Passage to read:
=-=-=-=-=

Ok, here's a couple of questions for you AR guys....

I was at a gun show yesterday and saw a bunch of Rock River complete uppers for $400. The guy at the table said they were all head spaced and test fired. (that's a good thing, right?)... A table right across from them had 3 different kinds of complete lowers for $239. (Armalite, DPMS, Rock River)

Here's my questions: If I got an upper and a lower and put them together, would it be as good as if I bought a complete factory assembled gun? If a factory assembled complete gun would be better, why? Also, should I try to stick with the same manufacturer for the upper and lower?

I have heard tales of guys putting together a "frankenrifle", and having a lot of "play" between the upper and lower. I really don't want to pay almost $700 for a rifle that rattles like crazy. I asked the guy selling the lowers about that, and he told me that none of the lowers he sold will be like that, and said "in fact, they're so tight, you'll have to pound on the pins to get 'em in there"... I think I'm leaning toward getting a complete Rock River Arms Lower and complete Rock River Arms upper and putting them together. Will it turn out just as good as a factory assembled complete rifle?

=-=-=-=-=

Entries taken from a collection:
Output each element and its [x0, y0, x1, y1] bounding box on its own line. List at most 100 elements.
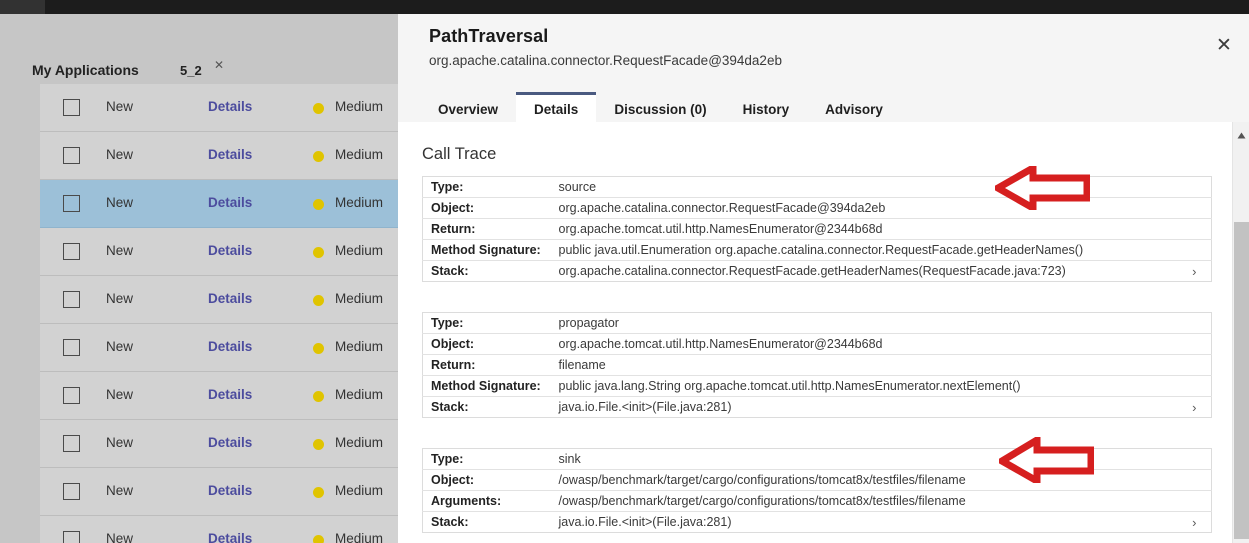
chevron-right-icon[interactable]: ›: [1178, 261, 1212, 282]
dialog-close-icon[interactable]: ✕: [1213, 34, 1235, 56]
row-details-link[interactable]: Details: [208, 243, 252, 258]
row-checkbox[interactable]: [63, 483, 80, 500]
list-item[interactable]: New Details Medium: [40, 420, 398, 468]
screen-root: My Applications 5_2 ✕ New Details Medium Ne…: [0, 0, 1249, 543]
row-checkbox[interactable]: [63, 243, 80, 260]
trace-value: public java.lang.String org.apache.tomca…: [550, 375, 1212, 397]
severity-dot-icon: [313, 103, 324, 114]
table-row: Object: org.apache.catalina.connector.Req…: [422, 197, 1212, 219]
chevron-right-icon[interactable]: ›: [1178, 397, 1212, 418]
trace-value: java.io.File.<init>(File.java:281): [558, 400, 732, 414]
severity-label: Medium: [335, 195, 384, 210]
table-row[interactable]: Stack: java.io.File.<init>(File.java:281)…: [423, 512, 1212, 533]
sink-trace-table: Type: sink Object:/owasp/benchmark/target/…: [422, 448, 1212, 533]
trace-key: Stack:: [431, 515, 469, 529]
tab-overview[interactable]: Overview: [420, 92, 516, 124]
row-status: New: [106, 195, 134, 210]
severity-dot-icon: [313, 199, 324, 210]
tab-advisory[interactable]: Advisory: [807, 92, 901, 124]
severity-label: Medium: [335, 291, 384, 306]
list-item[interactable]: New Details Medium: [40, 180, 398, 228]
table-row: Return: org.apache.tomcat.util.http.Names…: [422, 218, 1212, 240]
severity-dot-icon: [313, 439, 324, 450]
row-status: New: [106, 531, 134, 543]
table-row: Object:/owasp/benchmark/target/cargo/con…: [422, 469, 1212, 491]
severity-label: Medium: [335, 483, 384, 498]
row-checkbox[interactable]: [63, 387, 80, 404]
trace-key: Type:: [422, 176, 551, 198]
row-checkbox[interactable]: [63, 99, 80, 116]
row-status: New: [106, 147, 134, 162]
row-status: New: [106, 339, 134, 354]
trace-value: sink: [550, 448, 1212, 470]
trace-value: propagator: [550, 312, 1212, 334]
table-row: Arguments:/owasp/benchmark/target/cargo/…: [422, 490, 1212, 512]
row-details-link[interactable]: Details: [208, 435, 252, 450]
trace-value: /owasp/benchmark/target/cargo/configurat…: [550, 490, 1212, 512]
applications-panel: My Applications 5_2 ✕ New Details Medium Ne…: [0, 14, 398, 543]
table-row[interactable]: Stack: org.apache.catalina.connector.Requ…: [423, 261, 1212, 282]
table-row[interactable]: Stack: java.io.File.<init>(File.java:281)…: [423, 397, 1212, 418]
tab-details[interactable]: Details: [516, 92, 597, 124]
trace-value: source: [550, 176, 1212, 198]
browser-tab[interactable]: [0, 0, 45, 14]
trace-key: Stack:: [431, 264, 469, 278]
browser-chrome-bar: [0, 0, 1249, 14]
row-status: New: [106, 483, 134, 498]
list-item[interactable]: New Details Medium: [40, 372, 398, 420]
app-tab-label[interactable]: 5_2: [180, 63, 202, 78]
row-checkbox[interactable]: [63, 339, 80, 356]
row-details-link[interactable]: Details: [208, 531, 252, 543]
list-item[interactable]: New Details Medium: [40, 324, 398, 372]
row-details-link[interactable]: Details: [208, 339, 252, 354]
row-checkbox[interactable]: [63, 291, 80, 308]
table-row: Method Signature: public java.lang.String…: [422, 375, 1212, 397]
row-checkbox[interactable]: [63, 195, 80, 212]
trace-key: Stack:: [431, 400, 469, 414]
list-item[interactable]: New Details Medium: [40, 516, 398, 543]
row-checkbox[interactable]: [63, 531, 80, 543]
severity-dot-icon: [313, 247, 324, 258]
table-row: Method Signature: public java.util.Enumer…: [422, 239, 1212, 261]
row-details-link[interactable]: Details: [208, 195, 252, 210]
chevron-right-icon[interactable]: ›: [1178, 512, 1212, 533]
row-details-link[interactable]: Details: [208, 387, 252, 402]
close-icon[interactable]: ✕: [214, 59, 224, 71]
scroll-up-arrow-icon[interactable]: [1233, 128, 1249, 142]
tab-history[interactable]: History: [725, 92, 808, 124]
trace-key: Method Signature:: [422, 239, 551, 261]
table-row: Type: source: [422, 176, 1212, 198]
source-trace-table: Type: source Object: org.apache.catalina.co…: [422, 176, 1212, 282]
row-details-link[interactable]: Details: [208, 99, 252, 114]
table-row: Object: org.apache.tomcat.util.http.Names…: [422, 333, 1212, 355]
list-item[interactable]: New Details Medium: [40, 132, 398, 180]
trace-value: public java.util.Enumeration org.apache.…: [550, 239, 1212, 261]
row-details-link[interactable]: Details: [208, 291, 252, 306]
severity-label: Medium: [335, 147, 384, 162]
severity-label: Medium: [335, 99, 384, 114]
row-checkbox[interactable]: [63, 435, 80, 452]
issue-title: PathTraversal: [429, 26, 549, 46]
propagator-trace-table: Type: propagator Object: org.apache.tomcat.…: [422, 312, 1212, 418]
list-item[interactable]: New Details Medium: [40, 276, 398, 324]
vertical-scrollbar[interactable]: [1232, 122, 1249, 543]
trace-key: Type:: [422, 312, 551, 334]
scrollbar-thumb[interactable]: [1234, 222, 1249, 539]
row-details-link[interactable]: Details: [208, 147, 252, 162]
severity-label: Medium: [335, 435, 384, 450]
dialog-body: Call Trace Type: source Object: org.apache.…: [398, 122, 1249, 543]
trace-value: /owasp/benchmark/target/cargo/configurat…: [550, 469, 1212, 491]
list-item[interactable]: New Details Medium: [40, 228, 398, 276]
row-details-link[interactable]: Details: [208, 483, 252, 498]
tab-discussion-0[interactable]: Discussion (0): [596, 92, 724, 124]
trace-key: Object:: [422, 333, 551, 355]
row-checkbox[interactable]: [63, 147, 80, 164]
trace-value: org.apache.tomcat.util.http.NamesEnumera…: [550, 218, 1212, 240]
call-trace-heading: Call Trace: [422, 145, 497, 163]
trace-value: filename: [550, 354, 1212, 376]
dialog-header: PathTraversal org.apache.catalina.connec…: [398, 14, 1249, 124]
severity-label: Medium: [335, 339, 384, 354]
list-item[interactable]: New Details Medium: [40, 468, 398, 516]
trace-value: org.apache.catalina.connector.RequestFac…: [558, 264, 1066, 278]
list-item[interactable]: New Details Medium: [40, 84, 398, 132]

=-=-=-=-=

Directive A: For the post about buying rifle parts at a gun show, decide whether each statement agrees with it: (i) The Rock River complete uppers were priced at $400. (ii) The table across from them had two kinds of complete lowers. (iii) The man selling the lowers said his lowers would have a lot of play. For each, answer yes or no and quote the words that decide it.
Directive B: Write the next part of the post about buying rifle parts at a gun show, picking up after its final sentence.

Output A:
(i) Yes: "saw a bunch of Rock River complete uppers for $400."
(ii) No: "had 3 different kinds of complete lowers for $239."
(iii) No: "he told me that none of the lowers he sold will be like that"

Output B:
Thanks!
 
If the lower and the upper were actually assembled by Rock River, you shouldn't have a problem.

If the guy at the table assembled them, who knows what you are getting, especially with the upper.

RR assembled uppers are certainly headspaced and probably test fired at the factory.

The only real disadvantage of buying properly assembled uppers and lowers seperately, and sticking them together, is that you don't get the factory warranty on the complete rifle. Other than that, everything should be fine as long as the guy is selling exactly what he is advertizing.
 
Well, all I know is RRA has a lifetime warranty on all their parts...so if he bought the complete upper than you are good to go. On the internet, they sell for about $375-$395, depending on what you want. Only problem I see with RRA is that they don't offer chrome-lined barrels, only chrome moly. Oh well, can't have it all. Besides that, I think RRA parts are an excellent deal.
 
If I got an upper and a lower and put them together, would it be as good as if I bought a complete factory assembled gun? If a factory assembled complete gun would be better, why?

It will depend a lot on who assembled it. A factory assembled upper and lower will be no different from a gun purchased from the same factory (except you won't pay the increased tax on a complete firearm, so cost will be less).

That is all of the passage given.